(Records in a dataset)
## Begin

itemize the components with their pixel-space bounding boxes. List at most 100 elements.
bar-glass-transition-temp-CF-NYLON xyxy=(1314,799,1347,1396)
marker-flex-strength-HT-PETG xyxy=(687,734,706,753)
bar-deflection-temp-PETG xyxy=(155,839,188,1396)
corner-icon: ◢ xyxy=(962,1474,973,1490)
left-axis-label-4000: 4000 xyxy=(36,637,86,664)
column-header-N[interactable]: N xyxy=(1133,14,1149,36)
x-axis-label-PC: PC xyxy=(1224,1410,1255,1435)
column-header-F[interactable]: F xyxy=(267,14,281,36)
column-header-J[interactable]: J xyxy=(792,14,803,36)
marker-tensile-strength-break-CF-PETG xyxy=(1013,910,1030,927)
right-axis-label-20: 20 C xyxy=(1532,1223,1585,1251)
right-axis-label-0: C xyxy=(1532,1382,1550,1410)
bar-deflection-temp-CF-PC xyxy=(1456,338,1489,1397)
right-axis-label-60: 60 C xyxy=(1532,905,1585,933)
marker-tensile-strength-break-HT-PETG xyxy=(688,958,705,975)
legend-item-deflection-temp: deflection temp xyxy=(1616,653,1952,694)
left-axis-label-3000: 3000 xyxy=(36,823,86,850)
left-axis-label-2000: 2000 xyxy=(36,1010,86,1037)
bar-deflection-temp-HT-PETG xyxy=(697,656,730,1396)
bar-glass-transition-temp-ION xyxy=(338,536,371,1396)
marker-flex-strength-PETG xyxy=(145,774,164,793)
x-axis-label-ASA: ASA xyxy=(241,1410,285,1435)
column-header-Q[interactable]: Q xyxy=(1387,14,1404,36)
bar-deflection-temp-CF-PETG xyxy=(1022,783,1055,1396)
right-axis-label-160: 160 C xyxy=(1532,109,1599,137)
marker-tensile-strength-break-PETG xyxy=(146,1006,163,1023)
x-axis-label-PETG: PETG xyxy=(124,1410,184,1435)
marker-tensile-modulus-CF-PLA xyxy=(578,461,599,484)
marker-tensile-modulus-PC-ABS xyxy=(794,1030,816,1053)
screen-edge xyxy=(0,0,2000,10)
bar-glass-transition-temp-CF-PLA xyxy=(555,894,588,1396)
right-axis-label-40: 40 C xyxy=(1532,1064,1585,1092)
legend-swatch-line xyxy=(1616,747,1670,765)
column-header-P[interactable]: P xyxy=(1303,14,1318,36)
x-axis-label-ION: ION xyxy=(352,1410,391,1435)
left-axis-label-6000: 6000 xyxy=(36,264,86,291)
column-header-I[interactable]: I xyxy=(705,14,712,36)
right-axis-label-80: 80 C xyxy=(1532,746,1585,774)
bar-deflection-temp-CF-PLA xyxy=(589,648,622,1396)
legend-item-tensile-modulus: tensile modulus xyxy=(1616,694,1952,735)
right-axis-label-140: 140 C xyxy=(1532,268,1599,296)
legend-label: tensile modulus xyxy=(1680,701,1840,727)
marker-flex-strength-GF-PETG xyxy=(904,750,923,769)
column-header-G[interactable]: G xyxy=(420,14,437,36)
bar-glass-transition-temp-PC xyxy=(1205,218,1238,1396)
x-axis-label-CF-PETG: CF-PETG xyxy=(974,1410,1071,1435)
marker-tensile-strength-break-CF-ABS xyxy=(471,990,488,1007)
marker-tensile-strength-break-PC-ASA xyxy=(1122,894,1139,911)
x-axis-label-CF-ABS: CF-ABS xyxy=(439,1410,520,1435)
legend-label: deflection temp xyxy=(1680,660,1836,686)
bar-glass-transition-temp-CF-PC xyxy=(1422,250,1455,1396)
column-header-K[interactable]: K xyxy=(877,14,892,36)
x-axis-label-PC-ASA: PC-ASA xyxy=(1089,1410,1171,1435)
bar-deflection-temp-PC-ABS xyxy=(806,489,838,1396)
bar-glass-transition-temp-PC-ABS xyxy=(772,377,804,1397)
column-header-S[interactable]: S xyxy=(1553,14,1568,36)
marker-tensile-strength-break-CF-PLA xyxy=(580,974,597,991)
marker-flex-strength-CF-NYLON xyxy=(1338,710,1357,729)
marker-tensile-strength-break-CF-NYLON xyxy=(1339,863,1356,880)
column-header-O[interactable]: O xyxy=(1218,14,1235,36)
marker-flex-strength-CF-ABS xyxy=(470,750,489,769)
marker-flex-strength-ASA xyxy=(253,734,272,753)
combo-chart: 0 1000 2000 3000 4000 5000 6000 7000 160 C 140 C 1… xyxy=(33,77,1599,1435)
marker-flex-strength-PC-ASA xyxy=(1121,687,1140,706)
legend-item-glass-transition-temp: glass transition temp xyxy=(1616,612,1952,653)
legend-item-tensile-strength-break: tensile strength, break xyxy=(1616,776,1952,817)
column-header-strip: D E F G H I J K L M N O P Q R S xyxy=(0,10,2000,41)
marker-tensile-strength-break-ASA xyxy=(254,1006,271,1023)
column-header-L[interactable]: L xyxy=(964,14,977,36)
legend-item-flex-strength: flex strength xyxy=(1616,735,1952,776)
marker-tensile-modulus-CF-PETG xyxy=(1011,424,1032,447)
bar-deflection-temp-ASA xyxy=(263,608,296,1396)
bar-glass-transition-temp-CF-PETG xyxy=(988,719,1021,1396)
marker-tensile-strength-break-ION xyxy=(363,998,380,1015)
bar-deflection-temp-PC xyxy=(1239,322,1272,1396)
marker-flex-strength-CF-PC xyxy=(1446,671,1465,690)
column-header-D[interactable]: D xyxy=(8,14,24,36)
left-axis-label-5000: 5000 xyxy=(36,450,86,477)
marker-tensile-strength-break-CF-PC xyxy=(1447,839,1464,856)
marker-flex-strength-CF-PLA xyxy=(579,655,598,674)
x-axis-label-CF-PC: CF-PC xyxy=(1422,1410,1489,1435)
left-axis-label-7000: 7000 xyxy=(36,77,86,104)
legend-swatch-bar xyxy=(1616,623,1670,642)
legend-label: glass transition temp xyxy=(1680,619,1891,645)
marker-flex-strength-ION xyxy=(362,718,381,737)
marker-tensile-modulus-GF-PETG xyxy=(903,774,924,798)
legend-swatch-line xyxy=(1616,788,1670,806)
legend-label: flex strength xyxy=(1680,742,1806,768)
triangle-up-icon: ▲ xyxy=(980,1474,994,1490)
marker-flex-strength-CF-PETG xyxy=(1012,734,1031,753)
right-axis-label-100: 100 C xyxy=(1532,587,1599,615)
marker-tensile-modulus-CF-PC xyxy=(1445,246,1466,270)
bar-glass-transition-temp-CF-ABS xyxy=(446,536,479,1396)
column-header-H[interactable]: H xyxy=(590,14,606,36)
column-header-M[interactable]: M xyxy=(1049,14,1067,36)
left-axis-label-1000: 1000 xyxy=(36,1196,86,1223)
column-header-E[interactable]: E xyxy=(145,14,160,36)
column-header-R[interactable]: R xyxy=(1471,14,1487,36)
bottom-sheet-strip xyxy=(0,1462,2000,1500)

## End

_Stated task_
Copy the records above line for line, changing nothing.

_Correct answer_
itemize the components with their pixel-space bounding boxes. List at most 100 elements.
bar-glass-transition-temp-CF-NYLON xyxy=(1314,799,1347,1396)
marker-flex-strength-HT-PETG xyxy=(687,734,706,753)
bar-deflection-temp-PETG xyxy=(155,839,188,1396)
corner-icon: ◢ xyxy=(962,1474,973,1490)
left-axis-label-4000: 4000 xyxy=(36,637,86,664)
column-header-N[interactable]: N xyxy=(1133,14,1149,36)
x-axis-label-PC: PC xyxy=(1224,1410,1255,1435)
column-header-F[interactable]: F xyxy=(267,14,281,36)
column-header-J[interactable]: J xyxy=(792,14,803,36)
marker-tensile-strength-break-CF-PETG xyxy=(1013,910,1030,927)
right-axis-label-20: 20 C xyxy=(1532,1223,1585,1251)
right-axis-label-0: C xyxy=(1532,1382,1550,1410)
bar-deflection-temp-CF-PC xyxy=(1456,338,1489,1397)
right-axis-label-60: 60 C xyxy=(1532,905,1585,933)
marker-tensile-strength-break-HT-PETG xyxy=(688,958,705,975)
legend-item-deflection-temp: deflection temp xyxy=(1616,653,1952,694)
left-axis-label-3000: 3000 xyxy=(36,823,86,850)
left-axis-label-2000: 2000 xyxy=(36,1010,86,1037)
bar-deflection-temp-HT-PETG xyxy=(697,656,730,1396)
bar-glass-transition-temp-ION xyxy=(338,536,371,1396)
marker-flex-strength-PETG xyxy=(145,774,164,793)
x-axis-label-ASA: ASA xyxy=(241,1410,285,1435)
column-header-Q[interactable]: Q xyxy=(1387,14,1404,36)
bar-deflection-temp-CF-PETG xyxy=(1022,783,1055,1396)
right-axis-label-160: 160 C xyxy=(1532,109,1599,137)
marker-tensile-strength-break-PETG xyxy=(146,1006,163,1023)
x-axis-label-PETG: PETG xyxy=(124,1410,184,1435)
marker-tensile-modulus-CF-PLA xyxy=(578,461,599,484)
marker-tensile-modulus-PC-ABS xyxy=(794,1030,816,1053)
screen-edge xyxy=(0,0,2000,10)
bar-glass-transition-temp-CF-PLA xyxy=(555,894,588,1396)
right-axis-label-40: 40 C xyxy=(1532,1064,1585,1092)
legend-swatch-line xyxy=(1616,747,1670,765)
column-header-P[interactable]: P xyxy=(1303,14,1318,36)
x-axis-label-ION: ION xyxy=(352,1410,391,1435)
left-axis-label-6000: 6000 xyxy=(36,264,86,291)
column-header-I[interactable]: I xyxy=(705,14,712,36)
right-axis-label-80: 80 C xyxy=(1532,746,1585,774)
bar-deflection-temp-CF-PLA xyxy=(589,648,622,1396)
legend-item-tensile-modulus: tensile modulus xyxy=(1616,694,1952,735)
right-axis-label-140: 140 C xyxy=(1532,268,1599,296)
legend-label: tensile modulus xyxy=(1680,701,1840,727)
marker-flex-strength-GF-PETG xyxy=(904,750,923,769)
column-header-G[interactable]: G xyxy=(420,14,437,36)
bar-glass-transition-temp-PC xyxy=(1205,218,1238,1396)
x-axis-label-CF-PETG: CF-PETG xyxy=(974,1410,1071,1435)
marker-tensile-strength-break-CF-ABS xyxy=(471,990,488,1007)
marker-tensile-strength-break-PC-ASA xyxy=(1122,894,1139,911)
x-axis-label-CF-ABS: CF-ABS xyxy=(439,1410,520,1435)
legend-label: deflection temp xyxy=(1680,660,1836,686)
bar-glass-transition-temp-CF-PC xyxy=(1422,250,1455,1396)
column-header-K[interactable]: K xyxy=(877,14,892,36)
x-axis-label-PC-ASA: PC-ASA xyxy=(1089,1410,1171,1435)
bar-deflection-temp-PC-ABS xyxy=(806,489,838,1396)
bar-glass-transition-temp-PC-ABS xyxy=(772,377,804,1397)
column-header-S[interactable]: S xyxy=(1553,14,1568,36)
marker-tensile-strength-break-CF-PLA xyxy=(580,974,597,991)
marker-flex-strength-CF-NYLON xyxy=(1338,710,1357,729)
marker-tensile-strength-break-CF-NYLON xyxy=(1339,863,1356,880)
column-header-O[interactable]: O xyxy=(1218,14,1235,36)
marker-flex-strength-CF-ABS xyxy=(470,750,489,769)
marker-flex-strength-ASA xyxy=(253,734,272,753)
combo-chart: 0 1000 2000 3000 4000 5000 6000 7000 160 C 140 C 1… xyxy=(33,77,1599,1435)
marker-flex-strength-PC-ASA xyxy=(1121,687,1140,706)
legend-item-glass-transition-temp: glass transition temp xyxy=(1616,612,1952,653)
legend-item-tensile-strength-break: tensile strength, break xyxy=(1616,776,1952,817)
column-header-strip: D E F G H I J K L M N O P Q R S xyxy=(0,10,2000,41)
marker-tensile-strength-break-ASA xyxy=(254,1006,271,1023)
column-header-L[interactable]: L xyxy=(964,14,977,36)
legend-item-flex-strength: flex strength xyxy=(1616,735,1952,776)
marker-tensile-modulus-CF-PETG xyxy=(1011,424,1032,447)
bar-deflection-temp-ASA xyxy=(263,608,296,1396)
bar-glass-transition-temp-CF-PETG xyxy=(988,719,1021,1396)
marker-tensile-strength-break-ION xyxy=(363,998,380,1015)
bar-deflection-temp-PC xyxy=(1239,322,1272,1396)
marker-flex-strength-CF-PC xyxy=(1446,671,1465,690)
column-header-D[interactable]: D xyxy=(8,14,24,36)
left-axis-label-5000: 5000 xyxy=(36,450,86,477)
marker-tensile-strength-break-CF-PC xyxy=(1447,839,1464,856)
marker-flex-strength-CF-PLA xyxy=(579,655,598,674)
x-axis-label-CF-PC: CF-PC xyxy=(1422,1410,1489,1435)
left-axis-label-7000: 7000 xyxy=(36,77,86,104)
legend-swatch-bar xyxy=(1616,623,1670,642)
legend-label: glass transition temp xyxy=(1680,619,1891,645)
marker-flex-strength-ION xyxy=(362,718,381,737)
marker-tensile-modulus-GF-PETG xyxy=(903,774,924,798)
legend-swatch-line xyxy=(1616,788,1670,806)
legend-label: flex strength xyxy=(1680,742,1806,768)
triangle-up-icon: ▲ xyxy=(980,1474,994,1490)
marker-flex-strength-CF-PETG xyxy=(1012,734,1031,753)
right-axis-label-100: 100 C xyxy=(1532,587,1599,615)
marker-tensile-modulus-CF-PC xyxy=(1445,246,1466,270)
bar-glass-transition-temp-CF-ABS xyxy=(446,536,479,1396)
column-header-H[interactable]: H xyxy=(590,14,606,36)
column-header-M[interactable]: M xyxy=(1049,14,1067,36)
left-axis-label-1000: 1000 xyxy=(36,1196,86,1223)
column-header-E[interactable]: E xyxy=(145,14,160,36)
column-header-R[interactable]: R xyxy=(1471,14,1487,36)
bottom-sheet-strip xyxy=(0,1462,2000,1500)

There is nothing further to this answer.